BEGIN
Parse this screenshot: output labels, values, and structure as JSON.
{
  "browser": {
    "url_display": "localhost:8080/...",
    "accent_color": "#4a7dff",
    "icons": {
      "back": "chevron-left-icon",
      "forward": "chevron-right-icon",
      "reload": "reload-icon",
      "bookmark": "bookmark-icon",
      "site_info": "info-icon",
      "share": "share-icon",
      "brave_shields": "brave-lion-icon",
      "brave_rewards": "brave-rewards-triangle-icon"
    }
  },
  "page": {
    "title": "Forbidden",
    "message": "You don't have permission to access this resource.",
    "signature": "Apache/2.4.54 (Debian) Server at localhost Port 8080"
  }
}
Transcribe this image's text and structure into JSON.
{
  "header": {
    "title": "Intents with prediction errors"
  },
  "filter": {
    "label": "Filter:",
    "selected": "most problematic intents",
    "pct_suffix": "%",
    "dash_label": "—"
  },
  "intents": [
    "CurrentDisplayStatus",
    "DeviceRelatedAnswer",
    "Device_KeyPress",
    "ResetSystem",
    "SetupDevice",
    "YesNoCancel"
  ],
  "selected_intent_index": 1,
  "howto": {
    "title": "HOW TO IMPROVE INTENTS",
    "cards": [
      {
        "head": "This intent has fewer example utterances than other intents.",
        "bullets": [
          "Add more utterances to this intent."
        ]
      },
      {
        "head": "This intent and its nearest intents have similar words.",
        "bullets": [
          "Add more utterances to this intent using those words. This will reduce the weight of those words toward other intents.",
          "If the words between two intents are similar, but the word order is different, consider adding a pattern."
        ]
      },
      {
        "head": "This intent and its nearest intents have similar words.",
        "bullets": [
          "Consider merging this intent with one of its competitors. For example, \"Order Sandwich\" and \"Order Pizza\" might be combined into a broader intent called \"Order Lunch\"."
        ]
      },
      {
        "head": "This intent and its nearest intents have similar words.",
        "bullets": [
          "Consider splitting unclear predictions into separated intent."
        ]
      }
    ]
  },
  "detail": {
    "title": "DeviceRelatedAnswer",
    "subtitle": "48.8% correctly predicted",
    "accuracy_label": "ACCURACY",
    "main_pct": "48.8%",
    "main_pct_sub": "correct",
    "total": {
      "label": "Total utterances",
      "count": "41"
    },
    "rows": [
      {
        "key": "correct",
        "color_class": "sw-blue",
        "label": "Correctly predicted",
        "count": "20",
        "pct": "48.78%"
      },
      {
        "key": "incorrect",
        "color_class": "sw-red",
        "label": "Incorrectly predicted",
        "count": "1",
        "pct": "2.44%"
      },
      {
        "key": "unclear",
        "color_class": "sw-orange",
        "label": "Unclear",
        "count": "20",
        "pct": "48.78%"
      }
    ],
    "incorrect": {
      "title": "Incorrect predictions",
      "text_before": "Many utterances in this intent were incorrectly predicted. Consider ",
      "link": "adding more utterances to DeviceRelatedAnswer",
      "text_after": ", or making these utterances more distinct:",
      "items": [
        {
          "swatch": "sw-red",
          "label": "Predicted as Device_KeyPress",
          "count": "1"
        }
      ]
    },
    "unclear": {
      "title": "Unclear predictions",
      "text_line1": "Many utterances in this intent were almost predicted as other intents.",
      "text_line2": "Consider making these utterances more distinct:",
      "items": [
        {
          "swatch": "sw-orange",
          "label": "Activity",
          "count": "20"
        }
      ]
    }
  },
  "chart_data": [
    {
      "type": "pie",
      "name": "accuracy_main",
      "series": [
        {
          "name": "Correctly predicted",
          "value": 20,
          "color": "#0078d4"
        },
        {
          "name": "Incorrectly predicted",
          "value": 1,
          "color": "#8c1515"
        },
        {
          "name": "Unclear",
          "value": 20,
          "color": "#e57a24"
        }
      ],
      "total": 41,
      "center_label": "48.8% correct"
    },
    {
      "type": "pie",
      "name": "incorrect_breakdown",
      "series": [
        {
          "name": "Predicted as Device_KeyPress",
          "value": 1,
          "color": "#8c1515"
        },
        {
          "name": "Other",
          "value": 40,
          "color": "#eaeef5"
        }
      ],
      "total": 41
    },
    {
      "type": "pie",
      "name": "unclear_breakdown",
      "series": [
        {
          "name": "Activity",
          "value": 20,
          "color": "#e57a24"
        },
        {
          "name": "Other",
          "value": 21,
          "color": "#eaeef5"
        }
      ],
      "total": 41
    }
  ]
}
END
*Set problem*. All of the data above should be transcribed exactly.

*Task answer*.
Parse this screenshot: output labels, values, and structure as JSON.
{
  "browser": {
    "url_display": "localhost:8080/...",
    "accent_color": "#4a7dff",
    "icons": {
      "back": "chevron-left-icon",
      "forward": "chevron-right-icon",
      "reload": "reload-icon",
      "bookmark": "bookmark-icon",
      "site_info": "info-icon",
      "share": "share-icon",
      "brave_shields": "brave-lion-icon",
      "brave_rewards": "brave-rewards-triangle-icon"
    }
  },
  "page": {
    "title": "Forbidden",
    "message": "You don't have permission to access this resource.",
    "signature": "Apache/2.4.54 (Debian) Server at localhost Port 8080"
  }
}
Transcribe this image's text and structure into JSON.
{
  "header": {
    "title": "Intents with prediction errors"
  },
  "filter": {
    "label": "Filter:",
    "selected": "most problematic intents",
    "pct_suffix": "%",
    "dash_label": "—"
  },
  "intents": [
    "CurrentDisplayStatus",
    "DeviceRelatedAnswer",
    "Device_KeyPress",
    "ResetSystem",
    "SetupDevice",
    "YesNoCancel"
  ],
  "selected_intent_index": 1,
  "howto": {
    "title": "HOW TO IMPROVE INTENTS",
    "cards": [
      {
        "head": "This intent has fewer example utterances than other intents.",
        "bullets": [
          "Add more utterances to this intent."
        ]
      },
      {
        "head": "This intent and its nearest intents have similar words.",
        "bullets": [
          "Add more utterances to this intent using those words. This will reduce the weight of those words toward other intents.",
          "If the words between two intents are similar, but the word order is different, consider adding a pattern."
        ]
      },
      {
        "head": "This intent and its nearest intents have similar words.",
        "bullets": [
          "Consider merging this intent with one of its competitors. For example, \"Order Sandwich\" and \"Order Pizza\" might be combined into a broader intent called \"Order Lunch\"."
        ]
      },
      {
        "head": "This intent and its nearest intents have similar words.",
        "bullets": [
          "Consider splitting unclear predictions into separated intent."
        ]
      }
    ]
  },
  "detail": {
    "title": "DeviceRelatedAnswer",
    "subtitle": "48.8% correctly predicted",
    "accuracy_label": "ACCURACY",
    "main_pct": "48.8%",
    "main_pct_sub": "correct",
    "total": {
      "label": "Total utterances",
      "count": "41"
    },
    "rows": [
      {
        "key": "correct",
        "color_class": "sw-blue",
        "label": "Correctly predicted",
        "count": "20",
        "pct": "48.78%"
      },
      {
        "key": "incorrect",
        "color_class": "sw-red",
        "label": "Incorrectly predicted",
        "count": "1",
        "pct": "2.44%"
      },
      {
        "key": "unclear",
        "color_class": "sw-orange",
        "label": "Unclear",
        "count": "20",
        "pct": "48.78%"
      }
    ],
    "incorrect": {
      "title": "Incorrect predictions",
      "text_before": "Many utterances in this intent were incorrectly predicted. Consider ",
      "link": "adding more utterances to DeviceRelatedAnswer",
      "text_after": ", or making these utterances more distinct:",
      "items": [
        {
          "swatch": "sw-red",
          "label": "Predicted as Device_KeyPress",
          "count": "1"
        }
      ]
    },
    "unclear": {
      "title": "Unclear predictions",
      "text_line1": "Many utterances in this intent were almost predicted as other intents.",
      "text_line2": "Consider making these utterances more distinct:",
      "items": [
        {
          "swatch": "sw-orange",
          "label": "Activity",
          "count": "20"
        }
      ]
    }
  },
  "chart_data": [
    {
      "type": "pie",
      "name": "accuracy_main",
      "series": [
        {
          "name": "Correctly predicted",
          "value": 20,
          "color": "#0078d4"
        },
        {
          "name": "Incorrectly predicted",
          "value": 1,
          "color": "#8c1515"
        },
        {
          "name": "Unclear",
          "value": 20,
          "color": "#e57a24"
        }
      ],
      "total": 41,
      "center_label": "48.8% correct"
    },
    {
      "type": "pie",
      "name": "incorrect_breakdown",
      "series": [
        {
          "name": "Predicted as Device_KeyPress",
          "value": 1,
          "color": "#8c1515"
        },
        {
          "name": "Other",
          "value": 40,
          "color": "#eaeef5"
        }
      ],
      "total": 41
    },
    {
      "type": "pie",
      "name": "unclear_breakdown",
      "series": [
        {
          "name": "Activity",
          "value": 20,
          "color": "#e57a24"
        },
        {
          "name": "Other",
          "value": 21,
          "color": "#eaeef5"
        }
      ],
      "total": 41
    }
  ]
}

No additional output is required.